Entries taken from a collection:
— START —

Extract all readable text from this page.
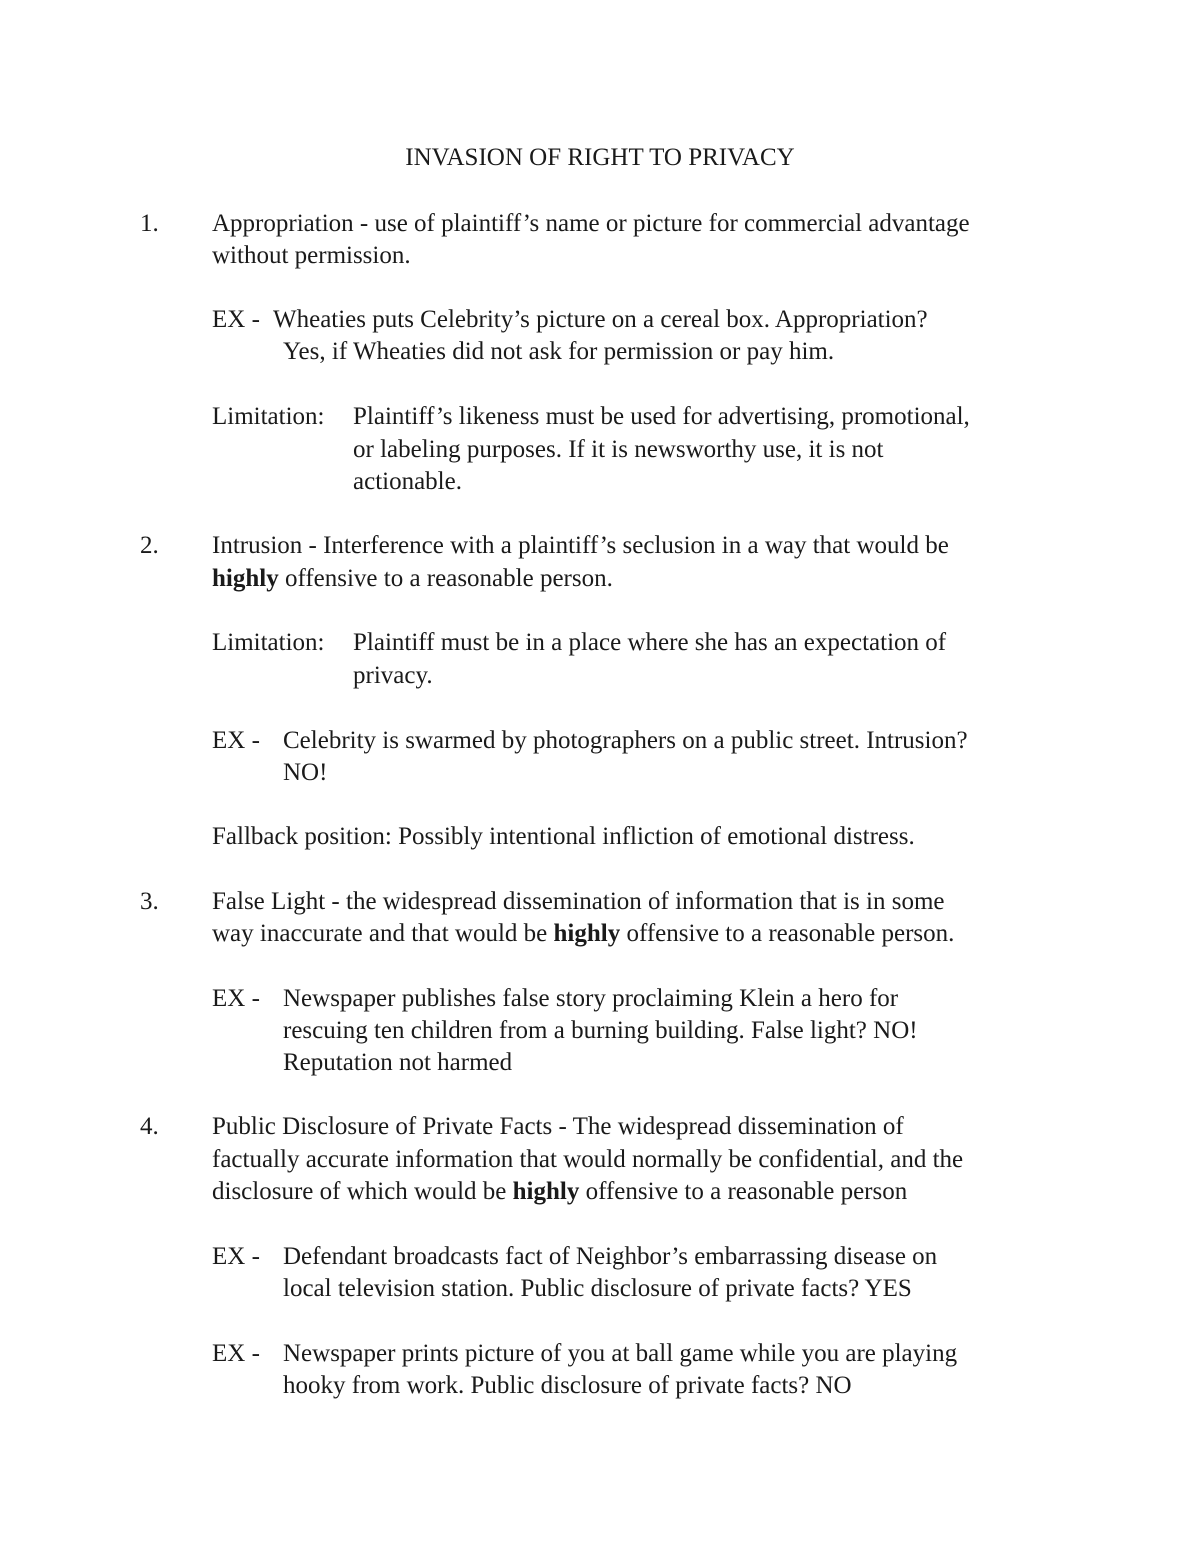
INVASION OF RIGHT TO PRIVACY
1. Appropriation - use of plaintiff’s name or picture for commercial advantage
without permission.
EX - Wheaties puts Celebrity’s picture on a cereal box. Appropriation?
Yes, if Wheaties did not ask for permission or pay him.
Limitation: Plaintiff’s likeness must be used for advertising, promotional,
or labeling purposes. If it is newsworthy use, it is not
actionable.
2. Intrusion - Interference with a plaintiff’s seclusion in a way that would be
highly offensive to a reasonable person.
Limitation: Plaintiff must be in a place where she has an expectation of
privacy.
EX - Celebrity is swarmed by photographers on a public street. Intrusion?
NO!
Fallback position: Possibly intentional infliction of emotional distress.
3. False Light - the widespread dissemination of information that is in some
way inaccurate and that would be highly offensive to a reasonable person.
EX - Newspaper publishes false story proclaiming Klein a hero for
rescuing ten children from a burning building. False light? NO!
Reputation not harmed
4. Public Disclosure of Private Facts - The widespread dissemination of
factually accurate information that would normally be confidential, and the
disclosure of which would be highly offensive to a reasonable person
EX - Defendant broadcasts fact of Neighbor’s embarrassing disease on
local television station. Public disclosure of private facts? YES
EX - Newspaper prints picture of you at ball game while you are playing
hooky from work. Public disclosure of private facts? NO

— END —
— START —

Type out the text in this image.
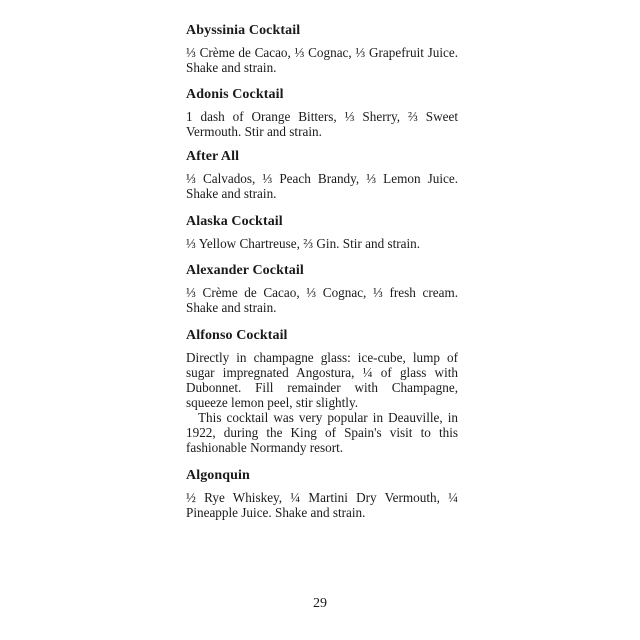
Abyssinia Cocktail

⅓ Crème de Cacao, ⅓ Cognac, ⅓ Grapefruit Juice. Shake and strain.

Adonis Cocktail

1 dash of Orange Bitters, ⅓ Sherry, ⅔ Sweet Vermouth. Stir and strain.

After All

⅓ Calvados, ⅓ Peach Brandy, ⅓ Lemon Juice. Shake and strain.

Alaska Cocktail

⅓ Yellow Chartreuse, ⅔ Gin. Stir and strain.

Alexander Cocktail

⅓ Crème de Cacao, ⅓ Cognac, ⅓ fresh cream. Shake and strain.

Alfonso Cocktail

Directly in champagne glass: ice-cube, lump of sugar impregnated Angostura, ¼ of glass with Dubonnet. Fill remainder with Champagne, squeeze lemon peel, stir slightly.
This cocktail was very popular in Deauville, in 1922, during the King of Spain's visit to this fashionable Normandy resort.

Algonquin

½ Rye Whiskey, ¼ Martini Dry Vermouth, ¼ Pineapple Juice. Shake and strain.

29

— END —

GIVEN PROBLEM> Show every line from the entries above in which "Crème" appears.

RESULT OF THIS EXERCISE>
⅓ Crème de Cacao, ⅓ Cognac, ⅓ Grapefruit Juice. Shake and strain.
⅓ Crème de Cacao, ⅓ Cognac, ⅓ fresh cream. Shake and strain.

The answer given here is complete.